Stored data

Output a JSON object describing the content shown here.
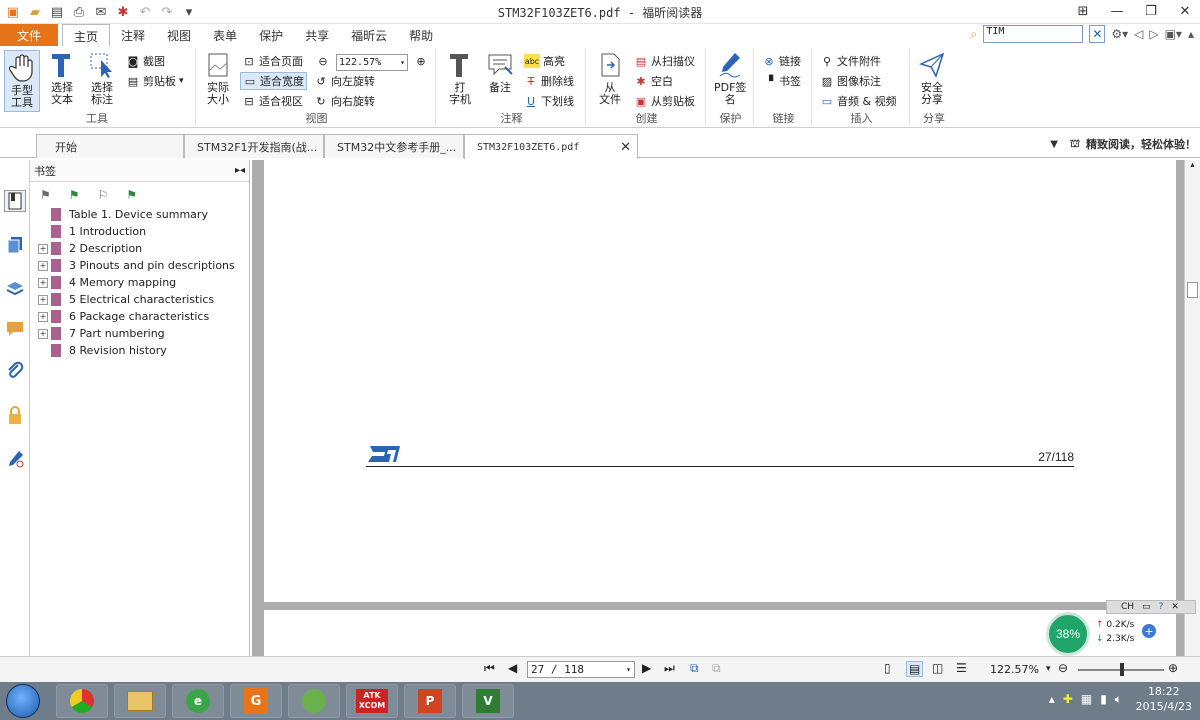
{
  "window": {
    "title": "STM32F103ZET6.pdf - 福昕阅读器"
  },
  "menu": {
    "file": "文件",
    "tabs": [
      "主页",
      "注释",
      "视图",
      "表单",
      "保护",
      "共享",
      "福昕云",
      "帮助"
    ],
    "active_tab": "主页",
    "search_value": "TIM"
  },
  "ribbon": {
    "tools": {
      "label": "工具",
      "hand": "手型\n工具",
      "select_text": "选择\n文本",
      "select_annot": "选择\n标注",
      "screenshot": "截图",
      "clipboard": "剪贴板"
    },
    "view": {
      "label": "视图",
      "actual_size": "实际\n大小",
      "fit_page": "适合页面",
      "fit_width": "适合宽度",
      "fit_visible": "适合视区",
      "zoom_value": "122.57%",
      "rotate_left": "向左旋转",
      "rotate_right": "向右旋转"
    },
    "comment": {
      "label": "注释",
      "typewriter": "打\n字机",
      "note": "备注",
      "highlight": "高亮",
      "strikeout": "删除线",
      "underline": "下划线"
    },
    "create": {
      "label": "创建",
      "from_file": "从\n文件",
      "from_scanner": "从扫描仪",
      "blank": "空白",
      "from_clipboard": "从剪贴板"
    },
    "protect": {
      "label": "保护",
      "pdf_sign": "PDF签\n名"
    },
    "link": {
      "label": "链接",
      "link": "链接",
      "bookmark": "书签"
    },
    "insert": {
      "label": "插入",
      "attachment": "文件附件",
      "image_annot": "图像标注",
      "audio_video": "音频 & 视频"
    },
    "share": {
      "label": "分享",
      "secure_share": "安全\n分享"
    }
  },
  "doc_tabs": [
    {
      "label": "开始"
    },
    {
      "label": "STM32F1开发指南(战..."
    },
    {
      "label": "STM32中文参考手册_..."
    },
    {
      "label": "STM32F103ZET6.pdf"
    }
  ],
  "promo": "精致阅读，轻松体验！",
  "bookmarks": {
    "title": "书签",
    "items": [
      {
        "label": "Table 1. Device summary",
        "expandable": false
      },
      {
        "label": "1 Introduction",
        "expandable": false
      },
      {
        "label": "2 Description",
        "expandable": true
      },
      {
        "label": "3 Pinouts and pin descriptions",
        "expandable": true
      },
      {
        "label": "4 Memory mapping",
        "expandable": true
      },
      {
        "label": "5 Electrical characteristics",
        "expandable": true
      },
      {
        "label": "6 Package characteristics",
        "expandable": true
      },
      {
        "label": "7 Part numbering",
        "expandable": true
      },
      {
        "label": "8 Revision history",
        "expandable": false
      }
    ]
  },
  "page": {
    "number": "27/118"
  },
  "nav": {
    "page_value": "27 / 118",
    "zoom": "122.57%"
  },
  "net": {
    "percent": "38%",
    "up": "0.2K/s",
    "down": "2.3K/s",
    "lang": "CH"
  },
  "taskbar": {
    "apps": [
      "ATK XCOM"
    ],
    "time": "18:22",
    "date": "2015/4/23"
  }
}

◆ EXERCISE: Quote the entries above word for word. Leave the images out.

◆ CORRECT OUTPUT:
Output a JSON object describing the content shown here.
{
  "window": {
    "title": "STM32F103ZET6.pdf - 福昕阅读器"
  },
  "menu": {
    "file": "文件",
    "tabs": [
      "主页",
      "注释",
      "视图",
      "表单",
      "保护",
      "共享",
      "福昕云",
      "帮助"
    ],
    "active_tab": "主页",
    "search_value": "TIM"
  },
  "ribbon": {
    "tools": {
      "label": "工具",
      "hand": "手型\n工具",
      "select_text": "选择\n文本",
      "select_annot": "选择\n标注",
      "screenshot": "截图",
      "clipboard": "剪贴板"
    },
    "view": {
      "label": "视图",
      "actual_size": "实际\n大小",
      "fit_page": "适合页面",
      "fit_width": "适合宽度",
      "fit_visible": "适合视区",
      "zoom_value": "122.57%",
      "rotate_left": "向左旋转",
      "rotate_right": "向右旋转"
    },
    "comment": {
      "label": "注释",
      "typewriter": "打\n字机",
      "note": "备注",
      "highlight": "高亮",
      "strikeout": "删除线",
      "underline": "下划线"
    },
    "create": {
      "label": "创建",
      "from_file": "从\n文件",
      "from_scanner": "从扫描仪",
      "blank": "空白",
      "from_clipboard": "从剪贴板"
    },
    "protect": {
      "label": "保护",
      "pdf_sign": "PDF签\n名"
    },
    "link": {
      "label": "链接",
      "link": "链接",
      "bookmark": "书签"
    },
    "insert": {
      "label": "插入",
      "attachment": "文件附件",
      "image_annot": "图像标注",
      "audio_video": "音频 & 视频"
    },
    "share": {
      "label": "分享",
      "secure_share": "安全\n分享"
    }
  },
  "doc_tabs": [
    {
      "label": "开始"
    },
    {
      "label": "STM32F1开发指南(战..."
    },
    {
      "label": "STM32中文参考手册_..."
    },
    {
      "label": "STM32F103ZET6.pdf"
    }
  ],
  "promo": "精致阅读，轻松体验！",
  "bookmarks": {
    "title": "书签",
    "items": [
      {
        "label": "Table 1. Device summary",
        "expandable": false
      },
      {
        "label": "1 Introduction",
        "expandable": false
      },
      {
        "label": "2 Description",
        "expandable": true
      },
      {
        "label": "3 Pinouts and pin descriptions",
        "expandable": true
      },
      {
        "label": "4 Memory mapping",
        "expandable": true
      },
      {
        "label": "5 Electrical characteristics",
        "expandable": true
      },
      {
        "label": "6 Package characteristics",
        "expandable": true
      },
      {
        "label": "7 Part numbering",
        "expandable": true
      },
      {
        "label": "8 Revision history",
        "expandable": false
      }
    ]
  },
  "page": {
    "number": "27/118"
  },
  "nav": {
    "page_value": "27 / 118",
    "zoom": "122.57%"
  },
  "net": {
    "percent": "38%",
    "up": "0.2K/s",
    "down": "2.3K/s",
    "lang": "CH"
  },
  "taskbar": {
    "apps": [
      "ATK XCOM"
    ],
    "time": "18:22",
    "date": "2015/4/23"
  }
}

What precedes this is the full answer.